Stated goal
Return all of the entries word for word, but omit the pictures they contain.

Records for the task
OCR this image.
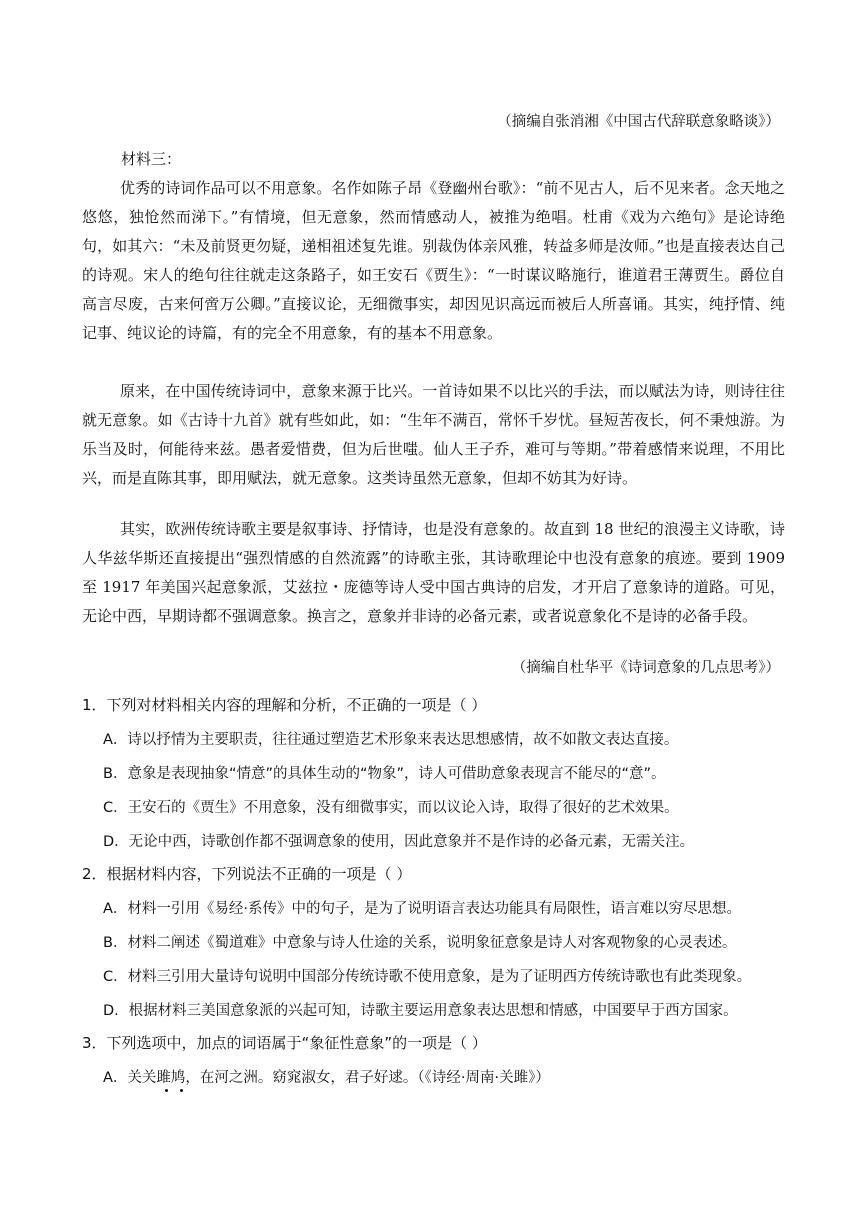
（摘编自张消湘《中国古代辞联意象略谈》）
材料三：
优秀的诗词作品可以不用意象。名作如陈子昂《登幽州台歌》：“前不见古人，后不见来者。念天地之悠悠，独怆然而涕下。”有情境，但无意象，然而情感动人，被推为绝唱。杜甫《戏为六绝句》是论诗绝句，如其六：“未及前贤更勿疑，递相祖述复先谁。别裁伪体亲风雅，转益多师是汝师。”也是直接表达自己的诗观。宋人的绝句往往就走这条路子，如王安石《贾生》：“一时谋议略施行，谁道君王薄贾生。爵位自高言尽废，古来何啻万公卿。”直接议论，无细微事实，却因见识高远而被后人所喜诵。其实，纯抒情、纯记事、纯议论的诗篇，有的完全不用意象，有的基本不用意象。
原来，在中国传统诗词中，意象来源于比兴。一首诗如果不以比兴的手法，而以赋法为诗，则诗往往就无意象。如《古诗十九首》就有些如此，如：“生年不满百，常怀千岁忧。昼短苦夜长，何不秉烛游。为乐当及时，何能待来兹。愚者爱惜费，但为后世嗤。仙人王子乔，难可与等期。”带着感情来说理，不用比兴，而是直陈其事，即用赋法，就无意象。这类诗虽然无意象，但却不妨其为好诗。
其实，欧洲传统诗歌主要是叙事诗、抒情诗，也是没有意象的。故直到 18 世纪的浪漫主义诗歌，诗人华兹华斯还直接提出“强烈情感的自然流露”的诗歌主张，其诗歌理论中也没有意象的痕迹。要到 1909 至 1917 年美国兴起意象派，艾兹拉・庞德等诗人受中国古典诗的启发，才开启了意象诗的道路。可见，无论中西，早期诗都不强调意象。换言之，意象并非诗的必备元素，或者说意象化不是诗的必备手段。
（摘编自杜华平《诗词意象的几点思考》）
1．下列对材料相关内容的理解和分析，不正确的一项是（ ）
A．诗以抒情为主要职责，往往通过塑造艺术形象来表达思想感情，故不如散文表达直接。
B．意象是表现抽象“情意”的具体生动的“物象”，诗人可借助意象表现言不能尽的“意”。
C．王安石的《贾生》不用意象，没有细微事实，而以议论入诗，取得了很好的艺术效果。
D．无论中西，诗歌创作都不强调意象的使用，因此意象并不是作诗的必备元素，无需关注。
2．根据材料内容，下列说法不正确的一项是（ ）
A．材料一引用《易经·系传》中的句子，是为了说明语言表达功能具有局限性，语言难以穷尽思想。
B．材料二阐述《蜀道难》中意象与诗人仕途的关系，说明象征意象是诗人对客观物象的心灵表述。
C．材料三引用大量诗句说明中国部分传统诗歌不使用意象，是为了证明西方传统诗歌也有此类现象。
D．根据材料三美国意象派的兴起可知，诗歌主要运用意象表达思想和情感，中国要早于西方国家。
3．下列选项中，加点的词语属于“象征性意象”的一项是（ ）
A．关关雎鸠，在河之洲。窈窕淑女，君子好逑。（《诗经·周南·关雎》）
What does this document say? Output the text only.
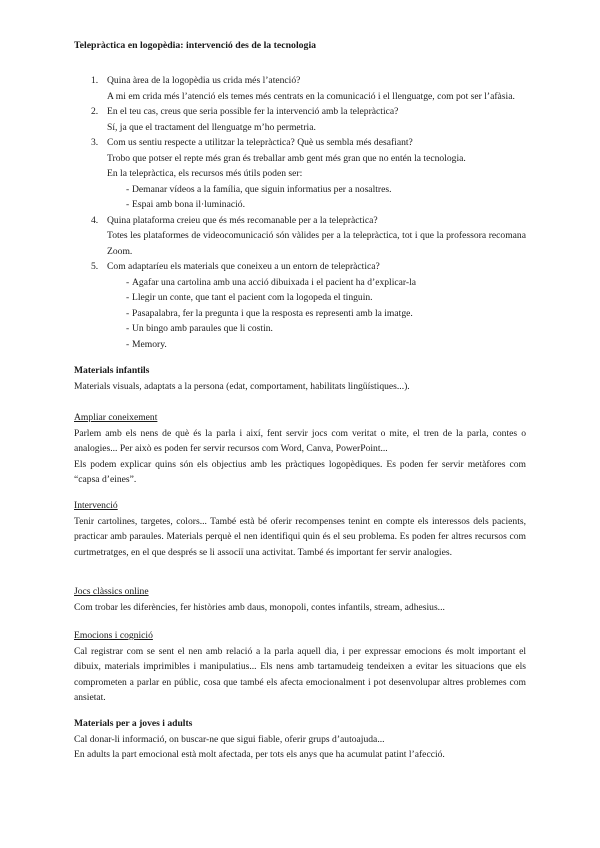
Telepràctica en logopèdia: intervenció des de la tecnologia
1. Quina àrea de la logopèdia us crida més l’atenció?
A mi em crida més l’atenció els temes més centrats en la comunicació i el llenguatge, com pot ser l’afàsia.
2. En el teu cas, creus que seria possible fer la intervenció amb la telepràctica?
Sí, ja que el tractament del llenguatge m’ho permetria.
3. Com us sentiu respecte a utilitzar la telepràctica? Què us sembla més desafiant?
Trobo que potser el repte més gran és treballar amb gent més gran que no entén la tecnologia.
En la telepràctica, els recursos més útils poden ser:
- Demanar vídeos a la família, que siguin informatius per a nosaltres.
- Espai amb bona il·luminació.
4. Quina plataforma creieu que és més recomanable per a la telepràctica?
Totes les plataformes de videocomunicació són vàlides per a la telepràctica, tot i que la professora recomana Zoom.
5. Com adaptaríeu els materials que coneixeu a un entorn de telepràctica?
- Agafar una cartolina amb una acció dibuixada i el pacient ha d’explicar-la
- Llegir un conte, que tant el pacient com la logopeda el tinguin.
- Pasapalabra, fer la pregunta i que la resposta es representi amb la imatge.
- Un bingo amb paraules que li costin.
- Memory.
Materials infantils

Materials visuals, adaptats a la persona (edat, comportament, habilitats lingüístiques...).

Ampliar coneixement

Parlem amb els nens de què és la parla i així, fent servir jocs com veritat o mite, el tren de la parla, contes o analogies... Per això es poden fer servir recursos com Word, Canva, PowerPoint...

Els podem explicar quins són els objectius amb les pràctiques logopèdiques. Es poden fer servir metàfores com “capsa d’eines”.

Intervenció

Tenir cartolines, targetes, colors... També està bé oferir recompenses tenint en compte els interessos dels pacients, practicar amb paraules. Materials perquè el nen identifiqui quin és el seu problema. Es poden fer altres recursos com curtmetratges, en el que després se li associï una activitat. També és important fer servir analogies.

Jocs clàssics online

Com trobar les diferències, fer històries amb daus, monopoli, contes infantils, stream, adhesius...

Emocions i cognició

Cal registrar com se sent el nen amb relació a la parla aquell dia, i per expressar emocions és molt important el dibuix, materials imprimibles i manipulatius... Els nens amb tartamudeig tendeixen a evitar les situacions que els comprometen a parlar en públic, cosa que també els afecta emocionalment i pot desenvolupar altres problemes com ansietat.

Materials per a joves i adults

Cal donar-li informació, on buscar-ne que sigui fiable, oferir grups d’autoajuda...

En adults la part emocional està molt afectada, per tots els anys que ha acumulat patint l’afecció.
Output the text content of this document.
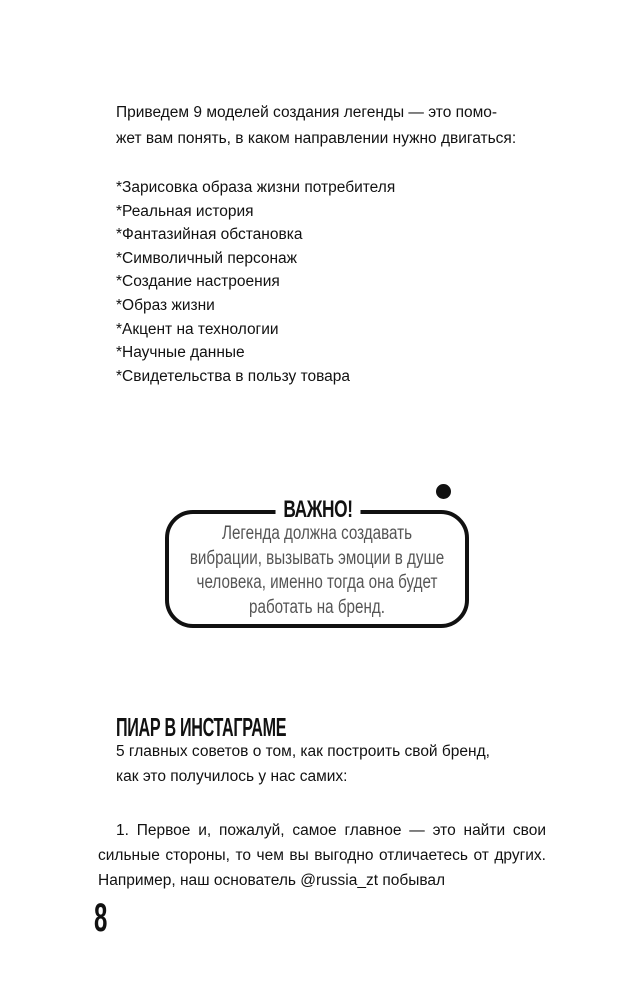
Приведем 9 моделей создания легенды — это помо-
жет вам понять, в каком направлении нужно двигаться:

*Зарисовка образа жизни потребителя
*Реальная история
*Фантазийная обстановка
*Символичный персонаж
*Создание настроения
*Образ жизни
*Акцент на технологии
*Научные данные
*Свидетельства в пользу товара
ВАЖНО!

Легенда должна создавать
вибрации, вызывать эмоции в душе
человека, именно тогда она будет
работать на бренд.

ПИАР В ИНСТАГРАМЕ

5 главных советов о том, как построить свой бренд,
как это получилось у нас самих:

1. Первое и, пожалуй, самое главное — это найти свои сильные стороны, то чем вы выгодно отличаетесь от других. Например, наш основатель @russia_zt побывал

8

Finished exercise
OCR this image.
（摘编自张消湘《中国古代辞联意象略谈》）
材料三：
优秀的诗词作品可以不用意象。名作如陈子昂《登幽州台歌》：“前不见古人，后不见来者。念天地之悠悠，独怆然而涕下。”有情境，但无意象，然而情感动人，被推为绝唱。杜甫《戏为六绝句》是论诗绝句，如其六：“未及前贤更勿疑，递相祖述复先谁。别裁伪体亲风雅，转益多师是汝师。”也是直接表达自己的诗观。宋人的绝句往往就走这条路子，如王安石《贾生》：“一时谋议略施行，谁道君王薄贾生。爵位自高言尽废，古来何啻万公卿。”直接议论，无细微事实，却因见识高远而被后人所喜诵。其实，纯抒情、纯记事、纯议论的诗篇，有的完全不用意象，有的基本不用意象。
原来，在中国传统诗词中，意象来源于比兴。一首诗如果不以比兴的手法，而以赋法为诗，则诗往往就无意象。如《古诗十九首》就有些如此，如：“生年不满百，常怀千岁忧。昼短苦夜长，何不秉烛游。为乐当及时，何能待来兹。愚者爱惜费，但为后世嗤。仙人王子乔，难可与等期。”带着感情来说理，不用比兴，而是直陈其事，即用赋法，就无意象。这类诗虽然无意象，但却不妨其为好诗。
其实，欧洲传统诗歌主要是叙事诗、抒情诗，也是没有意象的。故直到 18 世纪的浪漫主义诗歌，诗人华兹华斯还直接提出“强烈情感的自然流露”的诗歌主张，其诗歌理论中也没有意象的痕迹。要到 1909 至 1917 年美国兴起意象派，艾兹拉・庞德等诗人受中国古典诗的启发，才开启了意象诗的道路。可见，无论中西，早期诗都不强调意象。换言之，意象并非诗的必备元素，或者说意象化不是诗的必备手段。
（摘编自杜华平《诗词意象的几点思考》）
1．下列对材料相关内容的理解和分析，不正确的一项是（ ）
A．诗以抒情为主要职责，往往通过塑造艺术形象来表达思想感情，故不如散文表达直接。
B．意象是表现抽象“情意”的具体生动的“物象”，诗人可借助意象表现言不能尽的“意”。
C．王安石的《贾生》不用意象，没有细微事实，而以议论入诗，取得了很好的艺术效果。
D．无论中西，诗歌创作都不强调意象的使用，因此意象并不是作诗的必备元素，无需关注。
2．根据材料内容，下列说法不正确的一项是（ ）
A．材料一引用《易经·系传》中的句子，是为了说明语言表达功能具有局限性，语言难以穷尽思想。
B．材料二阐述《蜀道难》中意象与诗人仕途的关系，说明象征意象是诗人对客观物象的心灵表述。
C．材料三引用大量诗句说明中国部分传统诗歌不使用意象，是为了证明西方传统诗歌也有此类现象。
D．根据材料三美国意象派的兴起可知，诗歌主要运用意象表达思想和情感，中国要早于西方国家。
3．下列选项中，加点的词语属于“象征性意象”的一项是（ ）
A．关关雎鸠，在河之洲。窈窕淑女，君子好逑。（《诗经·周南·关雎》）
What does this document say? Output the text only.
Telepràctica en logopèdia: intervenció des de la tecnologia
1. Quina àrea de la logopèdia us crida més l’atenció?
A mi em crida més l’atenció els temes més centrats en la comunicació i el llenguatge, com pot ser l’afàsia.
2. En el teu cas, creus que seria possible fer la intervenció amb la telepràctica?
Sí, ja que el tractament del llenguatge m’ho permetria.
3. Com us sentiu respecte a utilitzar la telepràctica? Què us sembla més desafiant?
Trobo que potser el repte més gran és treballar amb gent més gran que no entén la tecnologia.
En la telepràctica, els recursos més útils poden ser:
- Demanar vídeos a la família, que siguin informatius per a nosaltres.
- Espai amb bona il·luminació.
4. Quina plataforma creieu que és més recomanable per a la telepràctica?
Totes les plataformes de videocomunicació són vàlides per a la telepràctica, tot i que la professora recomana Zoom.
5. Com adaptaríeu els materials que coneixeu a un entorn de telepràctica?
- Agafar una cartolina amb una acció dibuixada i el pacient ha d’explicar-la
- Llegir un conte, que tant el pacient com la logopeda el tinguin.
- Pasapalabra, fer la pregunta i que la resposta es representi amb la imatge.
- Un bingo amb paraules que li costin.
- Memory.
Materials infantils

Materials visuals, adaptats a la persona (edat, comportament, habilitats lingüístiques...).

Ampliar coneixement

Parlem amb els nens de què és la parla i així, fent servir jocs com veritat o mite, el tren de la parla, contes o analogies... Per això es poden fer servir recursos com Word, Canva, PowerPoint...

Els podem explicar quins són els objectius amb les pràctiques logopèdiques. Es poden fer servir metàfores com “capsa d’eines”.

Intervenció

Tenir cartolines, targetes, colors... També està bé oferir recompenses tenint en compte els interessos dels pacients, practicar amb paraules. Materials perquè el nen identifiqui quin és el seu problema. Es poden fer altres recursos com curtmetratges, en el que després se li associï una activitat. També és important fer servir analogies.

Jocs clàssics online

Com trobar les diferències, fer històries amb daus, monopoli, contes infantils, stream, adhesius...

Emocions i cognició

Cal registrar com se sent el nen amb relació a la parla aquell dia, i per expressar emocions és molt important el dibuix, materials imprimibles i manipulatius... Els nens amb tartamudeig tendeixen a evitar les situacions que els comprometen a parlar en públic, cosa que també els afecta emocionalment i pot desenvolupar altres problemes com ansietat.

Materials per a joves i adults

Cal donar-li informació, on buscar-ne que sigui fiable, oferir grups d’autoajuda...

En adults la part emocional està molt afectada, per tots els anys que ha acumulat patint l’afecció.
Output the text content of this document.
Приведем 9 моделей создания легенды — это помо-
жет вам понять, в каком направлении нужно двигаться:

*Зарисовка образа жизни потребителя
*Реальная история
*Фантазийная обстановка
*Символичный персонаж
*Создание настроения
*Образ жизни
*Акцент на технологии
*Научные данные
*Свидетельства в пользу товара
ВАЖНО!

Легенда должна создавать
вибрации, вызывать эмоции в душе
человека, именно тогда она будет
работать на бренд.

ПИАР В ИНСТАГРАМЕ

5 главных советов о том, как построить свой бренд,
как это получилось у нас самих:

1. Первое и, пожалуй, самое главное — это найти свои сильные стороны, то чем вы выгодно отличаетесь от других. Например, наш основатель @russia_zt побывал

8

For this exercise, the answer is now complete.